● EXERCISE OBJECTIVE:
Return the items below word for word, beginning at their first line and stopping after the line that contains "modal-horizontal-scrollbar[interactable]: [124, 846, 1715, 853]", including that line.

[begin MATERIAL]

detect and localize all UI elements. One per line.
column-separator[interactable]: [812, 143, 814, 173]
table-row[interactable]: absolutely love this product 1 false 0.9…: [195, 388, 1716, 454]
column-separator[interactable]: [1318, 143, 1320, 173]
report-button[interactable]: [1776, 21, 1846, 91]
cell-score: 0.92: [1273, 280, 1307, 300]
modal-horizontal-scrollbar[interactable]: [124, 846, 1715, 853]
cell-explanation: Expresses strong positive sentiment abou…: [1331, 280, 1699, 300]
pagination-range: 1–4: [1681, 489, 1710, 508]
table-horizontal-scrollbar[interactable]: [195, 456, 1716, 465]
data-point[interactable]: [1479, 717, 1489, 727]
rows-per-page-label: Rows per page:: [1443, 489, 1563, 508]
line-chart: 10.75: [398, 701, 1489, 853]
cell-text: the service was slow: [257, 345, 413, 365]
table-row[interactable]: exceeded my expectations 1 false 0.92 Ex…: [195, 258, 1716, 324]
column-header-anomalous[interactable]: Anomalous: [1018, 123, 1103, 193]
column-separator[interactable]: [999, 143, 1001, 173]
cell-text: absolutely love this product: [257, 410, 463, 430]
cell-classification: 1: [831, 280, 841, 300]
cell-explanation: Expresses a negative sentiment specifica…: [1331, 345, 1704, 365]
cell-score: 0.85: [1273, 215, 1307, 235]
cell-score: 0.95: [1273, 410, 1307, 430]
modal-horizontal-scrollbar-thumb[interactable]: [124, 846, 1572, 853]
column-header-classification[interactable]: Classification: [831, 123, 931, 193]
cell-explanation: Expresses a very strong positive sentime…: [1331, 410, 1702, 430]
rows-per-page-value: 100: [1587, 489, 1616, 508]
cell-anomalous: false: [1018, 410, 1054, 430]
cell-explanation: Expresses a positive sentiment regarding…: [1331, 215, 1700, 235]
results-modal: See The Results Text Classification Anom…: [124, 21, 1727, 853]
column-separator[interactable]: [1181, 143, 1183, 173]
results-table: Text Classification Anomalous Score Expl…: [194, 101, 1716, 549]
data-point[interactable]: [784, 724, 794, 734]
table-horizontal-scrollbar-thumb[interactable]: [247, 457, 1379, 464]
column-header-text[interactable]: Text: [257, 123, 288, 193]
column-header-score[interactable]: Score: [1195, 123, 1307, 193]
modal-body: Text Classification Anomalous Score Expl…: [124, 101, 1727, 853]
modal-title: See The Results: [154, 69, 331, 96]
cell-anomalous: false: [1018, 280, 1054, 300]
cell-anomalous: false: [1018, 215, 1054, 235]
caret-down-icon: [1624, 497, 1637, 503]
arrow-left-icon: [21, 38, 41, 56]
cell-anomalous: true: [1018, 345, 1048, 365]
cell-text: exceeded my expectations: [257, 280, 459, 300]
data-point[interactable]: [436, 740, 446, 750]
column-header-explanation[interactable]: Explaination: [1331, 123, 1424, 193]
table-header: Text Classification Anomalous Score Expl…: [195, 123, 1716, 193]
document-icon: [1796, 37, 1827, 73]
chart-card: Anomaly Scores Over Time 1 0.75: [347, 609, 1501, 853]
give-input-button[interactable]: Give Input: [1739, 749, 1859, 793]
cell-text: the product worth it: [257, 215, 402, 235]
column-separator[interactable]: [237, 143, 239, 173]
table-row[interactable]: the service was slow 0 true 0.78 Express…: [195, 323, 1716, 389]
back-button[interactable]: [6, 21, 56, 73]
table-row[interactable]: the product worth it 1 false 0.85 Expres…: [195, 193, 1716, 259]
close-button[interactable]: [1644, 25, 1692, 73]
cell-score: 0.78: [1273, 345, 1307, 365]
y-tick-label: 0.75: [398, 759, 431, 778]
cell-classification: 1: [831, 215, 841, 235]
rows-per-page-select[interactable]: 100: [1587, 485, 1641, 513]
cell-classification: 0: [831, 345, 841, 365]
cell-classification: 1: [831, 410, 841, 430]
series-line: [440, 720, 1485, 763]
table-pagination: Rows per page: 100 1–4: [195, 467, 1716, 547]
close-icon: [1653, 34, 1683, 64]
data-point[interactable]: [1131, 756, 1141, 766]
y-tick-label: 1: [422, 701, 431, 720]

[end MATERIAL]

● SOLVED EXERCISE:
detect and localize all UI elements. One per line.
column-separator[interactable]: [812, 143, 814, 173]
table-row[interactable]: absolutely love this product 1 false 0.9…: [195, 388, 1716, 454]
column-separator[interactable]: [1318, 143, 1320, 173]
report-button[interactable]: [1776, 21, 1846, 91]
cell-score: 0.92: [1273, 280, 1307, 300]
modal-horizontal-scrollbar[interactable]: [124, 846, 1715, 853]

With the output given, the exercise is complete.